____ PROVIDED RECORDS
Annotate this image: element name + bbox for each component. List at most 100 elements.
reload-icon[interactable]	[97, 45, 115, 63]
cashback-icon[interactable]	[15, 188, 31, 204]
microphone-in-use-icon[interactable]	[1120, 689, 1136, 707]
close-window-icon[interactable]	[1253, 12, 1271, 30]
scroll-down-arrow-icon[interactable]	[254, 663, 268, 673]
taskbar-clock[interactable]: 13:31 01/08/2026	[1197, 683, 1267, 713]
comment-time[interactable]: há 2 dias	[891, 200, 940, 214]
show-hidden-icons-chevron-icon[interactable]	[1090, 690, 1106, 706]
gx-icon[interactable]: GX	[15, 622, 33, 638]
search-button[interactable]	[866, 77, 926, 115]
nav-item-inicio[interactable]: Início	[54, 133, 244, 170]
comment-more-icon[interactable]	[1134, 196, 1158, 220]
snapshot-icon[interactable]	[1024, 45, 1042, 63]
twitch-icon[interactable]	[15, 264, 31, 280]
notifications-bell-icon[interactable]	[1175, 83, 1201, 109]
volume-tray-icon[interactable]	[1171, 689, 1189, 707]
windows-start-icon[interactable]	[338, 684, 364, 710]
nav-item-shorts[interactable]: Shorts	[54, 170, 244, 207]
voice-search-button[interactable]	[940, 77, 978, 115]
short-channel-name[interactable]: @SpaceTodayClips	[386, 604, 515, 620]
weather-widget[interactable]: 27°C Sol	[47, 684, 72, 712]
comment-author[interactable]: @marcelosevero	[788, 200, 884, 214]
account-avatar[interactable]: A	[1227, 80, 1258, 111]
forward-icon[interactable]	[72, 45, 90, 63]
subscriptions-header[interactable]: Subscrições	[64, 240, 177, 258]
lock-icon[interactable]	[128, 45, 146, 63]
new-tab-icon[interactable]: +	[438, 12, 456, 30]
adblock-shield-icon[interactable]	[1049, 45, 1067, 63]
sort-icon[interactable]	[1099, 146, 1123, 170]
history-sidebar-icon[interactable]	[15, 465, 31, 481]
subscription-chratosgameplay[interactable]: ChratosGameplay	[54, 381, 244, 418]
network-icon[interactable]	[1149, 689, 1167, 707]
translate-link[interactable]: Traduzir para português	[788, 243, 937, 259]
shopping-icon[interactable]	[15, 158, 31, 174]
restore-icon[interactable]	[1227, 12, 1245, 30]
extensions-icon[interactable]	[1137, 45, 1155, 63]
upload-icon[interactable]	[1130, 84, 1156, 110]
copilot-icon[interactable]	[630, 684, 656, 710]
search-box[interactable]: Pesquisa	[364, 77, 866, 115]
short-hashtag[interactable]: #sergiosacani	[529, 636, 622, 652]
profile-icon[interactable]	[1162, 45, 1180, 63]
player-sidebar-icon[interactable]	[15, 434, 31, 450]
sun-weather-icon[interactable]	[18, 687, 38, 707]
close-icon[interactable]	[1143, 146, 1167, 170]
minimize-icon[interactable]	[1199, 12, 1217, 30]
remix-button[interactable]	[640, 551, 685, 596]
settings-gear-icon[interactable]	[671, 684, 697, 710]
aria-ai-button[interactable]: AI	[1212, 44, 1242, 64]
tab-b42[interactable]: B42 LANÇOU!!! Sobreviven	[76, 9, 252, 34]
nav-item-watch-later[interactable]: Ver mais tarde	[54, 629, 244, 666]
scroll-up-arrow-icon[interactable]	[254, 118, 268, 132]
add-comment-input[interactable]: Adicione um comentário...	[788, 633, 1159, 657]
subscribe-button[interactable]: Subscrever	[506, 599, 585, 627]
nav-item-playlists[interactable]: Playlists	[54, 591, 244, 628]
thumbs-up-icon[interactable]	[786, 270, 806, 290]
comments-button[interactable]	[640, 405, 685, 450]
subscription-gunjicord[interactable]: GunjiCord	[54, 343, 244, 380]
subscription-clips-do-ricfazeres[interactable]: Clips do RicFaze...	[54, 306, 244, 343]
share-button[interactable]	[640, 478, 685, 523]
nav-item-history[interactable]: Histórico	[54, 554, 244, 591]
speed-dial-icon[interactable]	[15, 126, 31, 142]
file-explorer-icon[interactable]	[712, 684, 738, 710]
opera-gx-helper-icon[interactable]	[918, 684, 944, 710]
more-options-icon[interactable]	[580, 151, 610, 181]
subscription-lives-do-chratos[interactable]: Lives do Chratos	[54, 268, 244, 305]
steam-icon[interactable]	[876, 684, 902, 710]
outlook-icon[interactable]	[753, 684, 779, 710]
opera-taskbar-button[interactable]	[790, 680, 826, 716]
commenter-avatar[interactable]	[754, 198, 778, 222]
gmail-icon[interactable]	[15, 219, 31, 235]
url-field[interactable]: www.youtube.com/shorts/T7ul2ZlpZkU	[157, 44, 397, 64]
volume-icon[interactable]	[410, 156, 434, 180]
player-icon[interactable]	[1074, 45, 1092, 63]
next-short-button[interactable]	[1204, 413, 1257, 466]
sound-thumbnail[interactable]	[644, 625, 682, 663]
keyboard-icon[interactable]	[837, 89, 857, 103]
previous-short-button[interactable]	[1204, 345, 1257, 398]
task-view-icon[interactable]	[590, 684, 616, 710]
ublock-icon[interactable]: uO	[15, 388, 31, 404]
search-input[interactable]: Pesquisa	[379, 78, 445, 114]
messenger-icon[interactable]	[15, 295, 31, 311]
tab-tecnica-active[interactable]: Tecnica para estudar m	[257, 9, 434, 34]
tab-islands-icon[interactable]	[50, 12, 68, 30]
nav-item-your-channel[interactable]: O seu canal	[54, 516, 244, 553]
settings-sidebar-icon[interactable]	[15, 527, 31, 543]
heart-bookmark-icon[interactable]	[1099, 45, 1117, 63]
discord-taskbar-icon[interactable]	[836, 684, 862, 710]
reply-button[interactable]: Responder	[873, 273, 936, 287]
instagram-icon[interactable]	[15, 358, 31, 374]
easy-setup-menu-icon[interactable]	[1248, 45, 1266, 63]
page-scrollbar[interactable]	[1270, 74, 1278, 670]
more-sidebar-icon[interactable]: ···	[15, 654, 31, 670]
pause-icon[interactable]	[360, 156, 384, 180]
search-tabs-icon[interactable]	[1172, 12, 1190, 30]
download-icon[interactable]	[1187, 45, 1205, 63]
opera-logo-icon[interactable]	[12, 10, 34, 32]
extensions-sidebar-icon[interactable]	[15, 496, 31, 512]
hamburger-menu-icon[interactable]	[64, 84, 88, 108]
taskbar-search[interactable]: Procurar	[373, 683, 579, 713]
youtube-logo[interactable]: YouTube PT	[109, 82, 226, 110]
________
THE TASK: Please write out every one of the items above again, keeping each line unchanged.

SOLUTION BELOW:
Annotate this image: element name + bbox for each component. List at most 100 elements.
reload-icon[interactable]	[97, 45, 115, 63]
cashback-icon[interactable]	[15, 188, 31, 204]
microphone-in-use-icon[interactable]	[1120, 689, 1136, 707]
close-window-icon[interactable]	[1253, 12, 1271, 30]
scroll-down-arrow-icon[interactable]	[254, 663, 268, 673]
taskbar-clock[interactable]: 13:31 01/08/2026	[1197, 683, 1267, 713]
comment-time[interactable]: há 2 dias	[891, 200, 940, 214]
show-hidden-icons-chevron-icon[interactable]	[1090, 690, 1106, 706]
gx-icon[interactable]: GX	[15, 622, 33, 638]
search-button[interactable]	[866, 77, 926, 115]
nav-item-inicio[interactable]: Início	[54, 133, 244, 170]
comment-more-icon[interactable]	[1134, 196, 1158, 220]
snapshot-icon[interactable]	[1024, 45, 1042, 63]
twitch-icon[interactable]	[15, 264, 31, 280]
notifications-bell-icon[interactable]	[1175, 83, 1201, 109]
volume-tray-icon[interactable]	[1171, 689, 1189, 707]
windows-start-icon[interactable]	[338, 684, 364, 710]
nav-item-shorts[interactable]: Shorts	[54, 170, 244, 207]
voice-search-button[interactable]	[940, 77, 978, 115]
short-channel-name[interactable]: @SpaceTodayClips	[386, 604, 515, 620]
weather-widget[interactable]: 27°C Sol	[47, 684, 72, 712]
comment-author[interactable]: @marcelosevero	[788, 200, 884, 214]
account-avatar[interactable]: A	[1227, 80, 1258, 111]
forward-icon[interactable]	[72, 45, 90, 63]
subscriptions-header[interactable]: Subscrições	[64, 240, 177, 258]
lock-icon[interactable]	[128, 45, 146, 63]
new-tab-icon[interactable]: +	[438, 12, 456, 30]
adblock-shield-icon[interactable]	[1049, 45, 1067, 63]
sort-icon[interactable]	[1099, 146, 1123, 170]
history-sidebar-icon[interactable]	[15, 465, 31, 481]
subscription-chratosgameplay[interactable]: ChratosGameplay	[54, 381, 244, 418]
network-icon[interactable]	[1149, 689, 1167, 707]
translate-link[interactable]: Traduzir para português	[788, 243, 937, 259]
shopping-icon[interactable]	[15, 158, 31, 174]
restore-icon[interactable]	[1227, 12, 1245, 30]
extensions-icon[interactable]	[1137, 45, 1155, 63]
upload-icon[interactable]	[1130, 84, 1156, 110]
copilot-icon[interactable]	[630, 684, 656, 710]
search-box[interactable]: Pesquisa	[364, 77, 866, 115]
short-hashtag[interactable]: #sergiosacani	[529, 636, 622, 652]
profile-icon[interactable]	[1162, 45, 1180, 63]
player-sidebar-icon[interactable]	[15, 434, 31, 450]
sun-weather-icon[interactable]	[18, 687, 38, 707]
close-icon[interactable]	[1143, 146, 1167, 170]
minimize-icon[interactable]	[1199, 12, 1217, 30]
remix-button[interactable]	[640, 551, 685, 596]
settings-gear-icon[interactable]	[671, 684, 697, 710]
aria-ai-button[interactable]: AI	[1212, 44, 1242, 64]
tab-b42[interactable]: B42 LANÇOU!!! Sobreviven	[76, 9, 252, 34]
nav-item-watch-later[interactable]: Ver mais tarde	[54, 629, 244, 666]
scroll-up-arrow-icon[interactable]	[254, 118, 268, 132]
add-comment-input[interactable]: Adicione um comentário...	[788, 633, 1159, 657]
subscribe-button[interactable]: Subscrever	[506, 599, 585, 627]
nav-item-playlists[interactable]: Playlists	[54, 591, 244, 628]
thumbs-up-icon[interactable]	[786, 270, 806, 290]
comments-button[interactable]	[640, 405, 685, 450]
subscription-gunjicord[interactable]: GunjiCord	[54, 343, 244, 380]
subscription-clips-do-ricfazeres[interactable]: Clips do RicFaze...	[54, 306, 244, 343]
share-button[interactable]	[640, 478, 685, 523]
nav-item-history[interactable]: Histórico	[54, 554, 244, 591]
speed-dial-icon[interactable]	[15, 126, 31, 142]
file-explorer-icon[interactable]	[712, 684, 738, 710]
opera-gx-helper-icon[interactable]	[918, 684, 944, 710]
more-options-icon[interactable]	[580, 151, 610, 181]
subscription-lives-do-chratos[interactable]: Lives do Chratos	[54, 268, 244, 305]
steam-icon[interactable]	[876, 684, 902, 710]
outlook-icon[interactable]	[753, 684, 779, 710]
opera-taskbar-button[interactable]	[790, 680, 826, 716]
commenter-avatar[interactable]	[754, 198, 778, 222]
gmail-icon[interactable]	[15, 219, 31, 235]
url-field[interactable]: www.youtube.com/shorts/T7ul2ZlpZkU	[157, 44, 397, 64]
volume-icon[interactable]	[410, 156, 434, 180]
player-icon[interactable]	[1074, 45, 1092, 63]
next-short-button[interactable]	[1204, 413, 1257, 466]
sound-thumbnail[interactable]	[644, 625, 682, 663]
keyboard-icon[interactable]	[837, 89, 857, 103]
previous-short-button[interactable]	[1204, 345, 1257, 398]
task-view-icon[interactable]	[590, 684, 616, 710]
ublock-icon[interactable]: uO	[15, 388, 31, 404]
search-input[interactable]: Pesquisa	[379, 78, 445, 114]
messenger-icon[interactable]	[15, 295, 31, 311]
tab-tecnica-active[interactable]: Tecnica para estudar m	[257, 9, 434, 34]
tab-islands-icon[interactable]	[50, 12, 68, 30]
nav-item-your-channel[interactable]: O seu canal	[54, 516, 244, 553]
settings-sidebar-icon[interactable]	[15, 527, 31, 543]
heart-bookmark-icon[interactable]	[1099, 45, 1117, 63]
discord-taskbar-icon[interactable]	[836, 684, 862, 710]
reply-button[interactable]: Responder	[873, 273, 936, 287]
instagram-icon[interactable]	[15, 358, 31, 374]
easy-setup-menu-icon[interactable]	[1248, 45, 1266, 63]
page-scrollbar[interactable]	[1270, 74, 1278, 670]
more-sidebar-icon[interactable]: ···	[15, 654, 31, 670]
pause-icon[interactable]	[360, 156, 384, 180]
search-tabs-icon[interactable]	[1172, 12, 1190, 30]
download-icon[interactable]	[1187, 45, 1205, 63]
opera-logo-icon[interactable]	[12, 10, 34, 32]
extensions-sidebar-icon[interactable]	[15, 496, 31, 512]
hamburger-menu-icon[interactable]	[64, 84, 88, 108]
taskbar-search[interactable]: Procurar	[373, 683, 579, 713]
youtube-logo[interactable]: YouTube PT	[109, 82, 226, 110]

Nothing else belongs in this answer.